=== Begin Enclosure ===
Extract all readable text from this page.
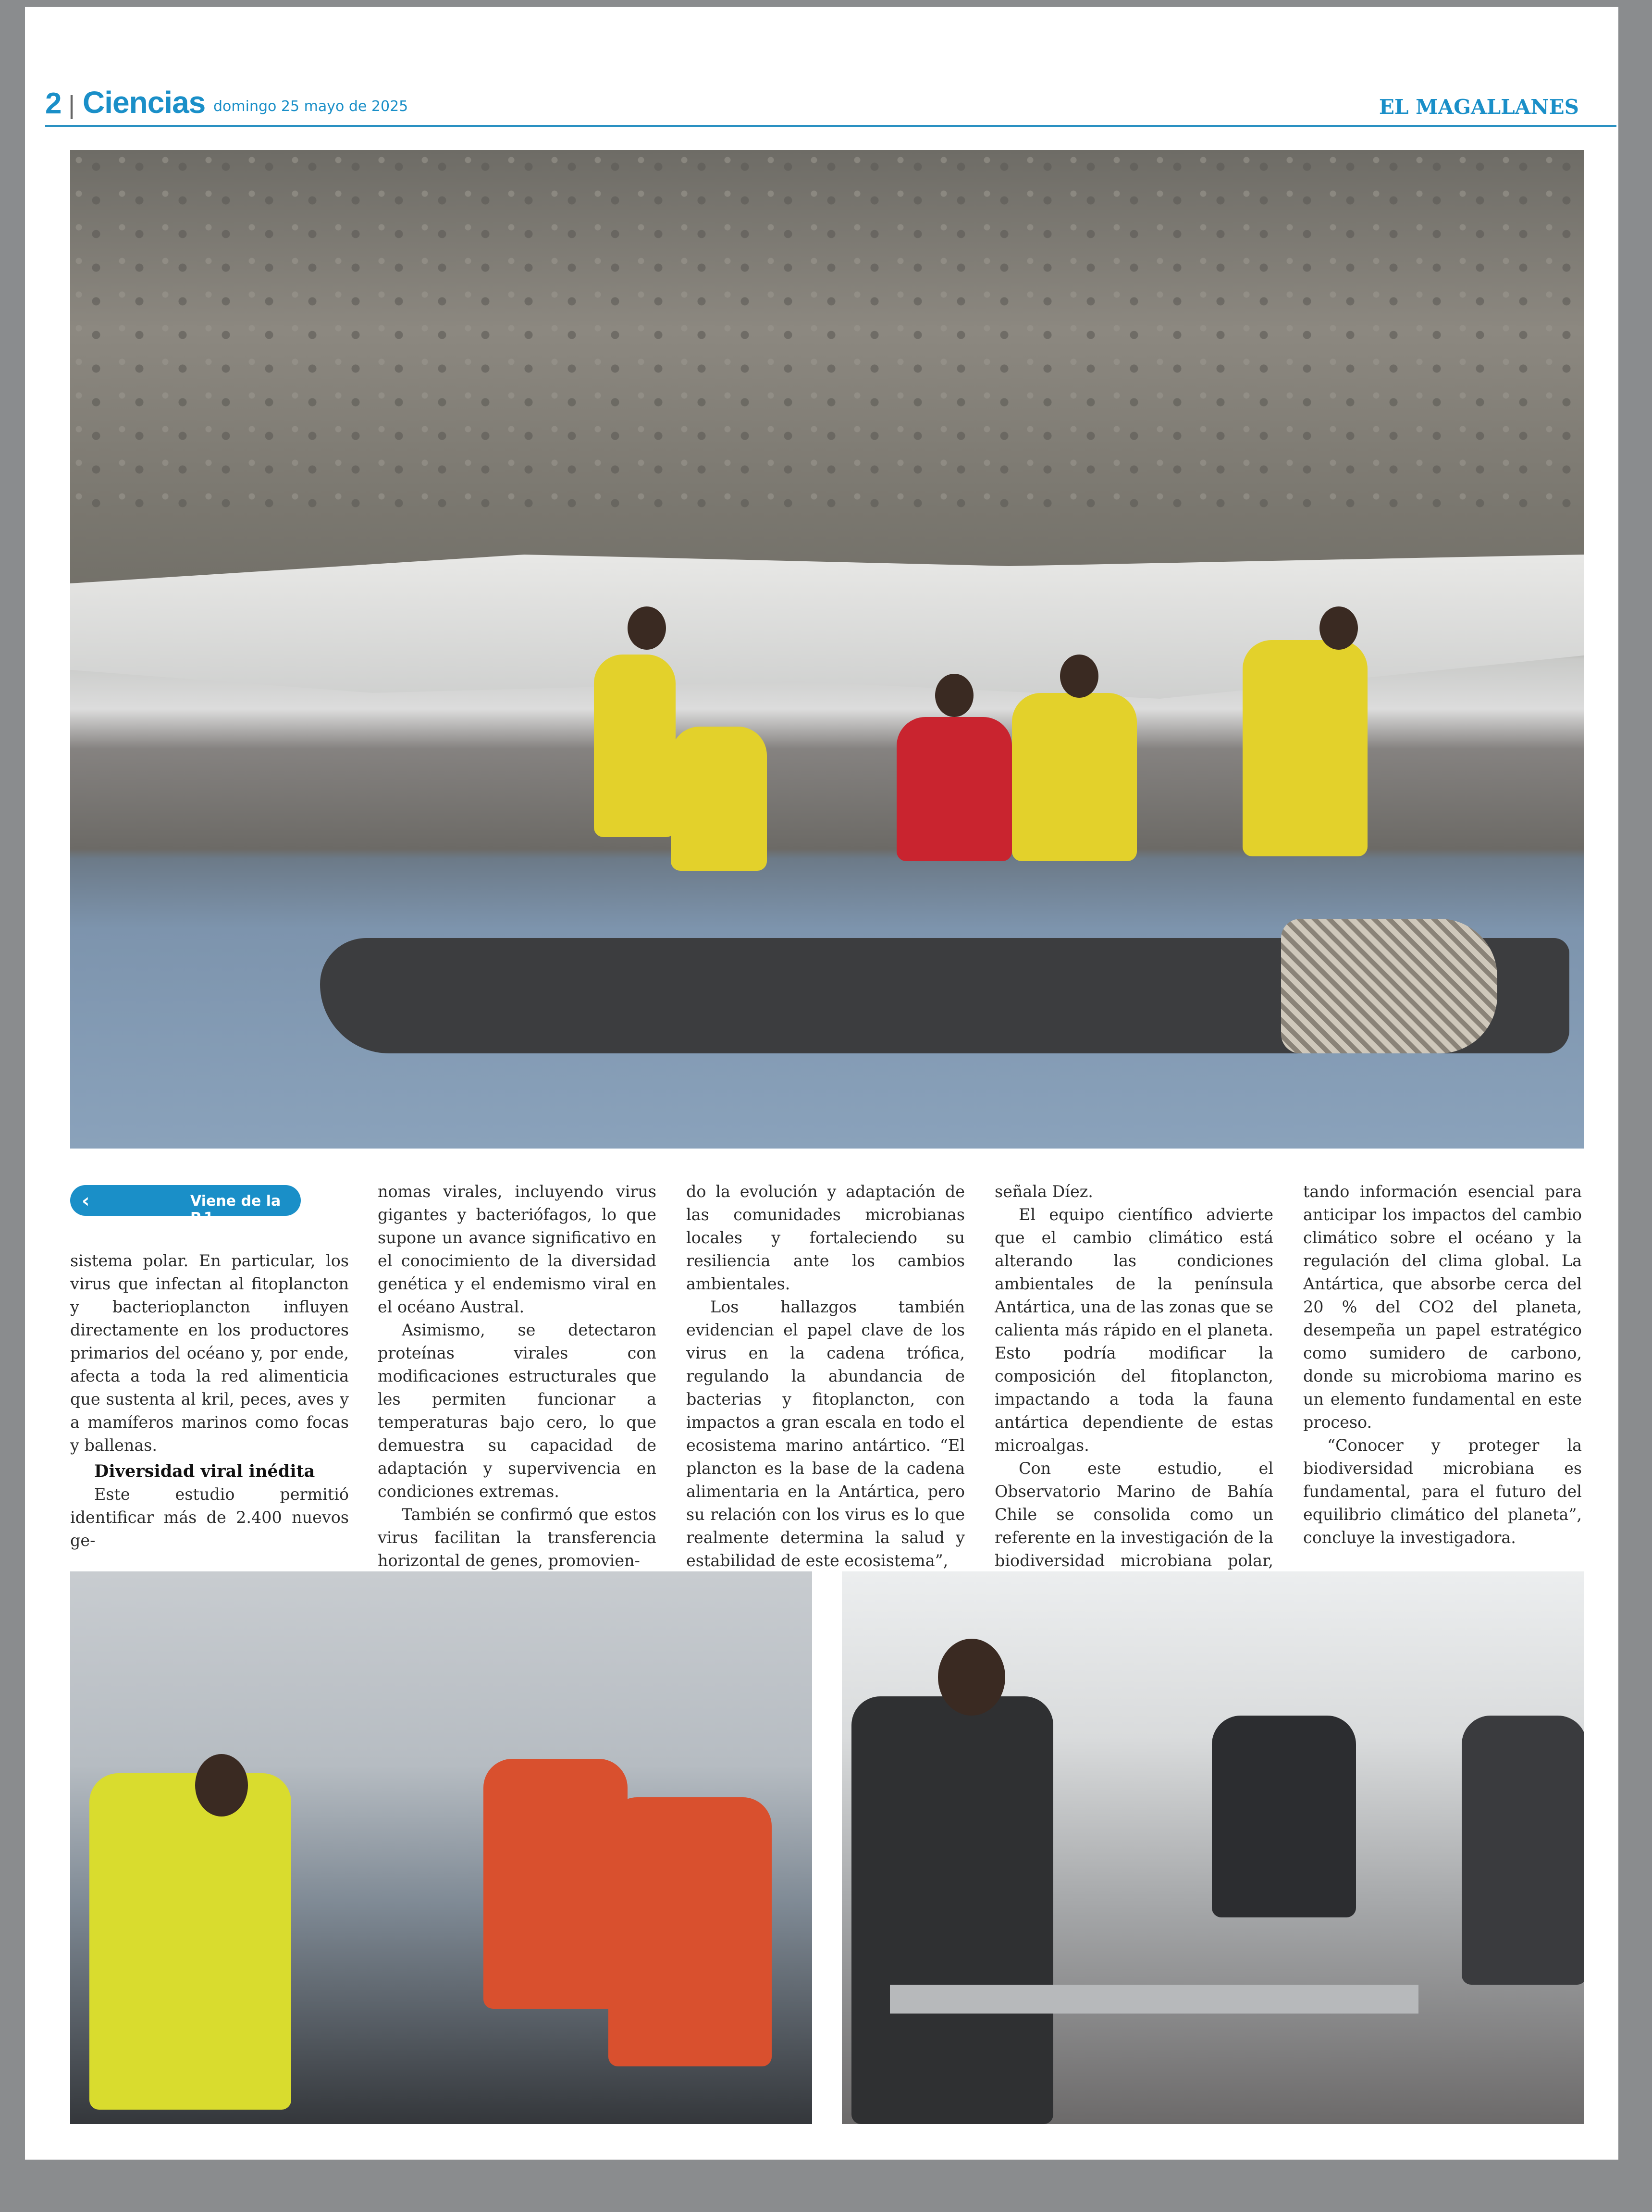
2 | Ciencias domingo 25 mayo de 2025	EL MAGALLANES
‹	Viene de la P.1

sistema polar. En particular, los virus que infectan al fitoplancton y bacterioplancton influyen directamente en los productores primarios del océano y, por ende, afecta a toda la red alimenticia que sustenta al kril, peces, aves y a mamíferos marinos como focas y ballenas.

Diversidad viral inédita

Este estudio permitió identificar más de 2.400 nuevos ge-

nomas virales, incluyendo virus gigantes y bacteriófagos, lo que supone un avance significativo en el conocimiento de la diversidad genética y el endemismo viral en el océano Austral.

Asimismo, se detectaron proteínas virales con modificaciones estructurales que les permiten funcionar a temperaturas bajo cero, lo que demuestra su capacidad de adaptación y supervivencia en condiciones extremas.

También se confirmó que estos virus facilitan la transferencia horizontal de genes, promovien-

do la evolución y adaptación de las comunidades microbianas locales y fortaleciendo su resiliencia ante los cambios ambientales.

Los hallazgos también evidencian el papel clave de los virus en la cadena trófica, regulando la abundancia de bacterias y fitoplancton, con impactos a gran escala en todo el ecosistema marino antártico. “El plancton es la base de la cadena alimentaria en la Antártica, pero su relación con los virus es lo que realmente determina la salud y estabilidad de este ecosistema”,

señala Díez.

El equipo científico advierte que el cambio climático está alterando las condiciones ambientales de la península Antártica, una de las zonas que se calienta más rápido en el planeta. Esto podría modificar la composición del fitoplancton, impactando a toda la fauna antártica dependiente de estas microalgas.

Con este estudio, el Observatorio Marino de Bahía Chile se consolida como un referente en la investigación de la biodiversidad microbiana polar,

tando información esencial para anticipar los impactos del cambio climático sobre el océano y la regulación del clima global. La Antártica, que absorbe cerca del 20 % del CO2 del planeta, desempeña un papel estratégico como sumidero de carbono, donde su microbioma marino es un elemento fundamental en este proceso.

“Conocer y proteger la biodiversidad microbiana es fundamental, para el futuro del equilibrio climático del planeta”, concluye la investigadora.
=== End Enclosure ===
TASK INSTRUCTIONS: Without the pictures, repeat the listing above exactly.

REPLY:
Extract all readable text from this page.
2 | Ciencias domingo 25 mayo de 2025	EL MAGALLANES
‹	Viene de la P.1

sistema polar. En particular, los virus que infectan al fitoplancton y bacterioplancton influyen directamente en los productores primarios del océano y, por ende, afecta a toda la red alimenticia que sustenta al kril, peces, aves y a mamíferos marinos como focas y ballenas.

Diversidad viral inédita

Este estudio permitió identificar más de 2.400 nuevos ge-

nomas virales, incluyendo virus gigantes y bacteriófagos, lo que supone un avance significativo en el conocimiento de la diversidad genética y el endemismo viral en el océano Austral.

Asimismo, se detectaron proteínas virales con modificaciones estructurales que les permiten funcionar a temperaturas bajo cero, lo que demuestra su capacidad de adaptación y supervivencia en condiciones extremas.

También se confirmó que estos virus facilitan la transferencia horizontal de genes, promovien-

do la evolución y adaptación de las comunidades microbianas locales y fortaleciendo su resiliencia ante los cambios ambientales.

Los hallazgos también evidencian el papel clave de los virus en la cadena trófica, regulando la abundancia de bacterias y fitoplancton, con impactos a gran escala en todo el ecosistema marino antártico. “El plancton es la base de la cadena alimentaria en la Antártica, pero su relación con los virus es lo que realmente determina la salud y estabilidad de este ecosistema”,

señala Díez.

El equipo científico advierte que el cambio climático está alterando las condiciones ambientales de la península Antártica, una de las zonas que se calienta más rápido en el planeta. Esto podría modificar la composición del fitoplancton, impactando a toda la fauna antártica dependiente de estas microalgas.

Con este estudio, el Observatorio Marino de Bahía Chile se consolida como un referente en la investigación de la biodiversidad microbiana polar,

tando información esencial para anticipar los impactos del cambio climático sobre el océano y la regulación del clima global. La Antártica, que absorbe cerca del 20 % del CO2 del planeta, desempeña un papel estratégico como sumidero de carbono, donde su microbioma marino es un elemento fundamental en este proceso.

“Conocer y proteger la biodiversidad microbiana es fundamental, para el futuro del equilibrio climático del planeta”, concluye la investigadora.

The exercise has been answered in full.